→ **WHAT YOU NEED TO DO**: Retype the passage on the raid rotation schedule word for word, starting with "Now, that date" and going on through "pre-patch launch date.".

====== SELECTED PASSAGE ======

In Shadowlands, Fated raids ran for four rotations of one week each for the three raids, or 12 weeks in total, before the big Dragonflight pre-patch began. When the Dragonflight pre-patch started, all raids were available all the time. So if a similar cadence happened here, you’d have something like this:
Week of March 19: 10.2.6 (today) and season 4 PTR launch later this week (confirmed)April 9: Season 4 begins (speculated) with Vault of the Incarnates as the “Fated” raidApril 16: Aberrus, the Shadowed Crucible is “Fated”April 23: Amirdrassil, the Dream’s Hope is “Fated”April 30: 10.2.7 begins (confirmed), season 4 continues (confirmed) and begins to repeat
The holiday problem
The schedule would repeat until the 11.0 pre-patch launch event for The War Within. If the same schedule applied as in the run-up to Dragonflight, that would put the 11.0 patch on July 2.
Now, that date is a bit problematic. The pre-patch launch is absolutely enormous, an all-hands-on-deck experience for Blizzard, since it includes all of the new systems and abilities and balance that will become part of the core game in The War Within. It frequently has new stories and events in its own right. Basically, it’s the launch of the new expansion, minus the new zones and story.
Traditionally, Blizzard has been very reluctant to release those kinds of patches on a holiday week, and the US July 4 holiday is a popular vacation week. If I were a betting woman, I’d say that Blizzard would take steps to steer clear of that week as a pre-patch launch date.
If that’s the case, the company would have a few choices: launch season 4 a week later; don’t complete one of the rotations fully (unlikely); remove one of the rotations entirely or add one; or decouple the “all raids are Fated” week from the start of the pre-patch.

====== DATASET EXCERPTS ======

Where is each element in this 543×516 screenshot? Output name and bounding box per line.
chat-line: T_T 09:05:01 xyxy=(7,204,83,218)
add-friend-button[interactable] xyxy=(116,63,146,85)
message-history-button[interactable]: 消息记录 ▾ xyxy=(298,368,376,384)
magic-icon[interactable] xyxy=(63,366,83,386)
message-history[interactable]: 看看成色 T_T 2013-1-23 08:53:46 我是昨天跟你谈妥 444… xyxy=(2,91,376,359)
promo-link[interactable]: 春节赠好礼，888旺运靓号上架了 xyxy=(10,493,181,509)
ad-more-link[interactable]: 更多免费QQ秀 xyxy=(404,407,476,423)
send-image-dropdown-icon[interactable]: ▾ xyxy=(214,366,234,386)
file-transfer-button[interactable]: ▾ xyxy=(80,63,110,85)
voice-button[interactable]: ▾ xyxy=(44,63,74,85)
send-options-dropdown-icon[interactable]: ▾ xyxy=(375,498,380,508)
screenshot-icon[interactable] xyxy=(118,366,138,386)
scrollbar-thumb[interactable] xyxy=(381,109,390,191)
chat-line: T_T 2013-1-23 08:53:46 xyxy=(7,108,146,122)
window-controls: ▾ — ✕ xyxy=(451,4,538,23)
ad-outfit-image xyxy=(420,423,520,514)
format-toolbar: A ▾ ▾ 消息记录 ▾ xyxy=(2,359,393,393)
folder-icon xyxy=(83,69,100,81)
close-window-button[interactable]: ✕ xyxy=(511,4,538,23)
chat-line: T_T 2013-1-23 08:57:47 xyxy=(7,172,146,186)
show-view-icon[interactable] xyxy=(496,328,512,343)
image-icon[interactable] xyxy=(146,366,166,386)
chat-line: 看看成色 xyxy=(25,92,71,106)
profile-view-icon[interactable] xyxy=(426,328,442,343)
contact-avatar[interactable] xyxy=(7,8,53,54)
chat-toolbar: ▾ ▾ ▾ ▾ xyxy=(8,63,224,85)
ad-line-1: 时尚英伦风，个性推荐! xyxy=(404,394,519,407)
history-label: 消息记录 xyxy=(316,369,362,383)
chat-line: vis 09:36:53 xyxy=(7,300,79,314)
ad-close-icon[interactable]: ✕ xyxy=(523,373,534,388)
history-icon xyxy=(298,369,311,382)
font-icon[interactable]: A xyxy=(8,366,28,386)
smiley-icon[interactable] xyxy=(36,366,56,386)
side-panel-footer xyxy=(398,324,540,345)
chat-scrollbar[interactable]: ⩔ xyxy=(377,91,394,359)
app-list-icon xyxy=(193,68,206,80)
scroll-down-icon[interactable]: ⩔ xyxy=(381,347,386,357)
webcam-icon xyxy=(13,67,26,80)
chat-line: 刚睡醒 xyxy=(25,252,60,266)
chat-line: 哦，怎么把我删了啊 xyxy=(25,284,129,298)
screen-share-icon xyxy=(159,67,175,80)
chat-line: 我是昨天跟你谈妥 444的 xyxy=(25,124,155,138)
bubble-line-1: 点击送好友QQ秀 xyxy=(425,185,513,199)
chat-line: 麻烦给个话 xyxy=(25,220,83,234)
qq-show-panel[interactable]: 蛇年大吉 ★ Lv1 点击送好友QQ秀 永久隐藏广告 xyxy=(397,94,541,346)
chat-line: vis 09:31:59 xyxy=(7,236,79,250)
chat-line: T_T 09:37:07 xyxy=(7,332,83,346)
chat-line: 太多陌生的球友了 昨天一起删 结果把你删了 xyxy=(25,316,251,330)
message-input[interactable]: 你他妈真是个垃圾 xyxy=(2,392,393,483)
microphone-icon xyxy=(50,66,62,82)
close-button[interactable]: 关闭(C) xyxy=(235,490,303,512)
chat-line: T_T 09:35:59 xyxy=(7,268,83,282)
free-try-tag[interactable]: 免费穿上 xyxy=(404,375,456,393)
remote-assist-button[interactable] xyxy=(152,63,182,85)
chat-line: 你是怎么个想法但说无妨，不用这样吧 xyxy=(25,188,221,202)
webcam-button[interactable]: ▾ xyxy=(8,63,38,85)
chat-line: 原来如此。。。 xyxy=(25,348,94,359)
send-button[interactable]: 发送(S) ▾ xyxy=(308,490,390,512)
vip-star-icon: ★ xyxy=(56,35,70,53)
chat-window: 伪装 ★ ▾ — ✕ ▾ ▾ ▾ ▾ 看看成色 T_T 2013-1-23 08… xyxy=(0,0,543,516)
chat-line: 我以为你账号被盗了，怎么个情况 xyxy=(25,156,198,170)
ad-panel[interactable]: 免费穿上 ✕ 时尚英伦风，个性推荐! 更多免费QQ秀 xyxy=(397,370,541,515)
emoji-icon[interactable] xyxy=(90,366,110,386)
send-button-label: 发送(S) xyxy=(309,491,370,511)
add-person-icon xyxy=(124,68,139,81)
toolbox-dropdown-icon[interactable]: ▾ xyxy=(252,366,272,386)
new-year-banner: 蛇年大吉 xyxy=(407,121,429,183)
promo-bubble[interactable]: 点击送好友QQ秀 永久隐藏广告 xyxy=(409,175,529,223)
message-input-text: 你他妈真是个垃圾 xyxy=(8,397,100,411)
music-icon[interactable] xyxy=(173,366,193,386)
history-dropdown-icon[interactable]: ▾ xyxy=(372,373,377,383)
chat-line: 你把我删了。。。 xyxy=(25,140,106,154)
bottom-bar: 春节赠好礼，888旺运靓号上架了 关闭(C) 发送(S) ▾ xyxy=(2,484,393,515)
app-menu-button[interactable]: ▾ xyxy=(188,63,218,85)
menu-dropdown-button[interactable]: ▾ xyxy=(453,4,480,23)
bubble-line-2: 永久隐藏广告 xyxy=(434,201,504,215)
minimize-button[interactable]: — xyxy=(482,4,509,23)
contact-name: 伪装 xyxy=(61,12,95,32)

======

→ **REPLY**:
Now, that date is a bit problematic. The pre-patch launch is absolutely enormous, an all-hands-on-deck experience for Blizzard, since it includes all of the new systems and abilities and balance that will become part of the core game in The War Within. It frequently has new stories and events in its own right. Basically, it’s the launch of the new expansion, minus the new zones and story.
Traditionally, Blizzard has been very reluctant to release those kinds of patches on a holiday week, and the US July 4 holiday is a popular vacation week. If I were a betting woman, I’d say that Blizzard would take steps to steer clear of that week as a pre-patch launch date.